### WHAT IS REQUIRED
Copy every line that mentions the word "Izberite".
▽
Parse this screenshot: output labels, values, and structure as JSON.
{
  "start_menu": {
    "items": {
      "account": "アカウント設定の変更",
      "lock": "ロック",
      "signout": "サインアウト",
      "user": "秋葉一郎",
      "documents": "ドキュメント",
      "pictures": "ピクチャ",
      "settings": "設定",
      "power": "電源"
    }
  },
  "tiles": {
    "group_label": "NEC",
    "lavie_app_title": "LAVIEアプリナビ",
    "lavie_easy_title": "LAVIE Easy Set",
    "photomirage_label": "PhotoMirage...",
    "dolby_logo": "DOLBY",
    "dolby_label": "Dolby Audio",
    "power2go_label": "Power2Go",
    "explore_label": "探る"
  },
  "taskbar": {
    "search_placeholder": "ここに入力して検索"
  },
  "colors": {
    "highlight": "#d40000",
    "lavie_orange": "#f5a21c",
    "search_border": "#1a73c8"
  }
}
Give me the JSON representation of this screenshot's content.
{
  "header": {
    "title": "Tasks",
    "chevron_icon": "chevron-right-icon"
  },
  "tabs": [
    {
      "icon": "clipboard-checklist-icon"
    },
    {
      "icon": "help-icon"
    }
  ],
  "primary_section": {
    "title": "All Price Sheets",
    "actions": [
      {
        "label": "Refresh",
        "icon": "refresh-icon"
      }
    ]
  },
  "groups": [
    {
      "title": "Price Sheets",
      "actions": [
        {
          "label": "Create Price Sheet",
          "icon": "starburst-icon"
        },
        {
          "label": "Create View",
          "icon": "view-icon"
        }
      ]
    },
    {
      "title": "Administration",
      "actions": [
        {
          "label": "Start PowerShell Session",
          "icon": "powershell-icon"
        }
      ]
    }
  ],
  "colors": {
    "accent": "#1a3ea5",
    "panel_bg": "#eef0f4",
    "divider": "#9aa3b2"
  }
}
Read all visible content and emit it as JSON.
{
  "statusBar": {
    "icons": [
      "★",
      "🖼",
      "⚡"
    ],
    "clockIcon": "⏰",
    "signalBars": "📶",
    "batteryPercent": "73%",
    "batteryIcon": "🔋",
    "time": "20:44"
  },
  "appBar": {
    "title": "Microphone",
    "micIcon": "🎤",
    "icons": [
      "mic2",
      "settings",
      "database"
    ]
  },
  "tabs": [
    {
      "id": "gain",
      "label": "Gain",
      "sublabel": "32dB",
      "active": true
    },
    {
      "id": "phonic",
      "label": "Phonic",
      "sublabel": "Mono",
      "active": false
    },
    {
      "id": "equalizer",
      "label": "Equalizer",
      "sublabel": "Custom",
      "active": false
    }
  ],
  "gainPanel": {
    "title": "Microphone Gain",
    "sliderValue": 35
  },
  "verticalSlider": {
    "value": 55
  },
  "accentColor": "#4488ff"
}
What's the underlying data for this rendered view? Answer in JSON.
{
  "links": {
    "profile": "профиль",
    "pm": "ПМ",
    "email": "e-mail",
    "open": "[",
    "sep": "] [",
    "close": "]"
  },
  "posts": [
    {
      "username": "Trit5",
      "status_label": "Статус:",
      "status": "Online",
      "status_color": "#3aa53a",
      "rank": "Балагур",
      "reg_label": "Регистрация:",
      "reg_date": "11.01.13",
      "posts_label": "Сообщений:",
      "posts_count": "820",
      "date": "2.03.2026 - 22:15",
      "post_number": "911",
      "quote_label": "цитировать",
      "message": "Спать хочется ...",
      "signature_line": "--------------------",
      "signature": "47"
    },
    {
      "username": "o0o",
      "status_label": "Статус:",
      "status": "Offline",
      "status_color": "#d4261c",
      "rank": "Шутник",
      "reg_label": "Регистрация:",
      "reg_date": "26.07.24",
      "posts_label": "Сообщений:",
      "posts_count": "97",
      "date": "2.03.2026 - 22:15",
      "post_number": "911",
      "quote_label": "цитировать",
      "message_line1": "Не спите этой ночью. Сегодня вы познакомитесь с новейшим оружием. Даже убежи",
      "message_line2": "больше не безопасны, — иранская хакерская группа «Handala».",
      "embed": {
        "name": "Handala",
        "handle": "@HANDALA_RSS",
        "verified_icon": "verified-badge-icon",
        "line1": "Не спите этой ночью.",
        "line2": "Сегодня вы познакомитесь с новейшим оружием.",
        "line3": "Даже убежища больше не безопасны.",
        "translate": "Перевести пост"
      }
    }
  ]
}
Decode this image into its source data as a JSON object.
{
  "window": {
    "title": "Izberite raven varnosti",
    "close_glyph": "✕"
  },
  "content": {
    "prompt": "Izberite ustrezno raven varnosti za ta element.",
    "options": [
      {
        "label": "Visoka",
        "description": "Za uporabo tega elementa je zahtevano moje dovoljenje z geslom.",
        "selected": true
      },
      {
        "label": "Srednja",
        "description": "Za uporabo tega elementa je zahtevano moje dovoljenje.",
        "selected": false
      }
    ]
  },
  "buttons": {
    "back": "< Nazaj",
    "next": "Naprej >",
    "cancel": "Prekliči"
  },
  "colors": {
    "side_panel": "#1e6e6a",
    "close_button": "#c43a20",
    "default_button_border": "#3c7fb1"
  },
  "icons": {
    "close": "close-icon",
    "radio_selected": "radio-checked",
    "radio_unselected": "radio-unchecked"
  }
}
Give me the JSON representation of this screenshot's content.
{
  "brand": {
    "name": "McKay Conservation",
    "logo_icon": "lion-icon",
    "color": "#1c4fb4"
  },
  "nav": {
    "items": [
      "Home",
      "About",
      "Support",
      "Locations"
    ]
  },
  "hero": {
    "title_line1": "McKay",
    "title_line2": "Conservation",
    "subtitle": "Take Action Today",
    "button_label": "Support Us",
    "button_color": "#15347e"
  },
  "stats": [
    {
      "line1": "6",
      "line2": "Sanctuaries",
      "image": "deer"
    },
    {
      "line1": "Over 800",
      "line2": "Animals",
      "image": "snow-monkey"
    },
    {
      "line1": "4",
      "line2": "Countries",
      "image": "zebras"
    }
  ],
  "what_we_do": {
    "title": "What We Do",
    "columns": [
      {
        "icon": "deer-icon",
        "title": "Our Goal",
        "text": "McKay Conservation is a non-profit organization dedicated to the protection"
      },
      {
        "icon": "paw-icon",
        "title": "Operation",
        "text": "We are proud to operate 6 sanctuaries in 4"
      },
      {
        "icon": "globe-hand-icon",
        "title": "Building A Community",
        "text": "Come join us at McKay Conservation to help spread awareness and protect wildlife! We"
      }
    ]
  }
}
△
### RESULT OF THE TASK
    "title": "Izberite raven varnosti",
    "prompt": "Izberite ustrezno raven varnosti za ta element.",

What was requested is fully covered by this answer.